*** Information supplied ***
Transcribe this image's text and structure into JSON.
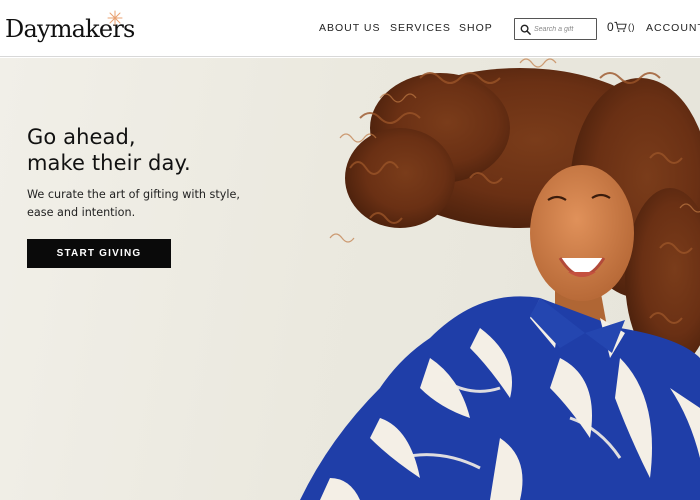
{
  "brand": {
    "name": "Daymakers",
    "accent": "#e8a070"
  },
  "nav": {
    "items": [
      {
        "label": "ABOUT US"
      },
      {
        "label": "SERVICES"
      },
      {
        "label": "SHOP"
      }
    ],
    "account_label": "ACCOUNT"
  },
  "search": {
    "placeholder": "Search a gift",
    "icon": "search-icon"
  },
  "cart": {
    "count": "0",
    "count_display": "()",
    "icon": "cart-icon"
  },
  "hero": {
    "title_line1": "Go ahead,",
    "title_line2": "make their day.",
    "subtitle_line1": "We curate the art of gifting with style,",
    "subtitle_line2": "ease and intention.",
    "cta_label": "START GIVING",
    "cta_color": "#0a0a0a",
    "background": "#ebe9df"
  }
}
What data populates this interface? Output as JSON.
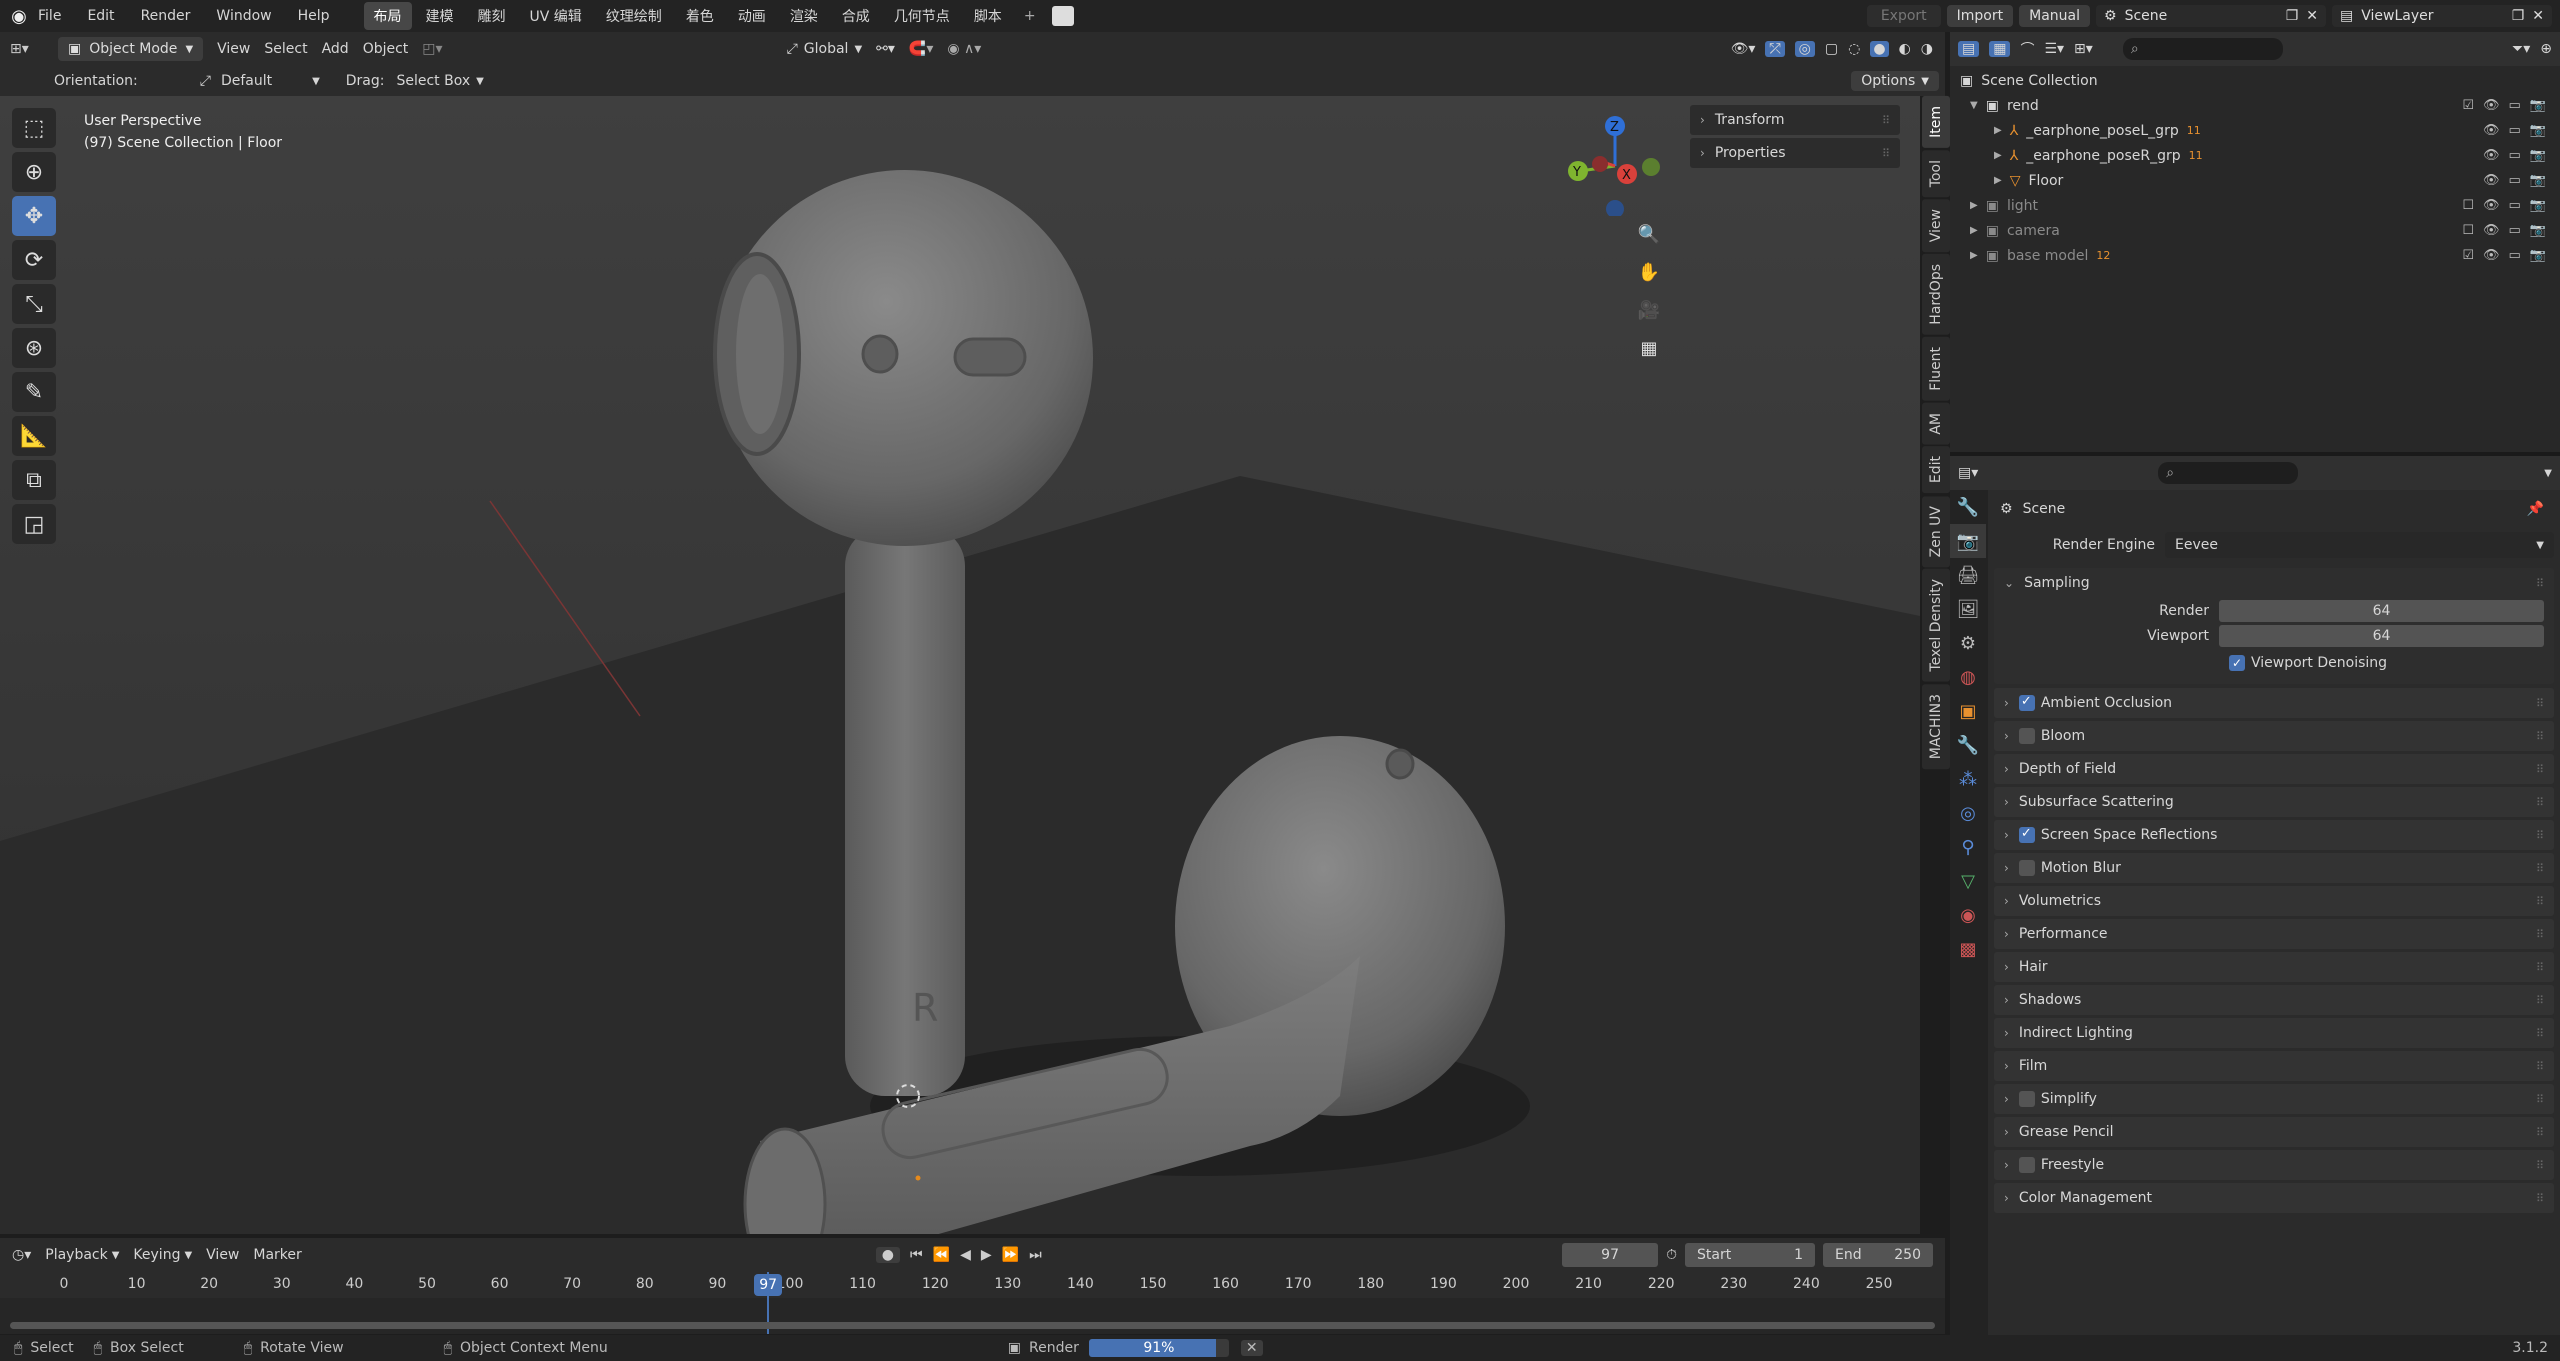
***
All the records above need to be given again word for word. Skip the pictures.

Transcribe this image's text and structure into JSON.
{
  "brand": {
    "name": "Daymakers",
    "accent": "#e8a070"
  },
  "nav": {
    "items": [
      {
        "label": "ABOUT US"
      },
      {
        "label": "SERVICES"
      },
      {
        "label": "SHOP"
      }
    ],
    "account_label": "ACCOUNT"
  },
  "search": {
    "placeholder": "Search a gift",
    "icon": "search-icon"
  },
  "cart": {
    "count": "0",
    "count_display": "()",
    "icon": "cart-icon"
  },
  "hero": {
    "title_line1": "Go ahead,",
    "title_line2": "make their day.",
    "subtitle_line1": "We curate the art of gifting with style,",
    "subtitle_line2": "ease and intention.",
    "cta_label": "START GIVING",
    "cta_color": "#0a0a0a",
    "background": "#ebe9df"
  }
}
What data populates this interface? Output as JSON.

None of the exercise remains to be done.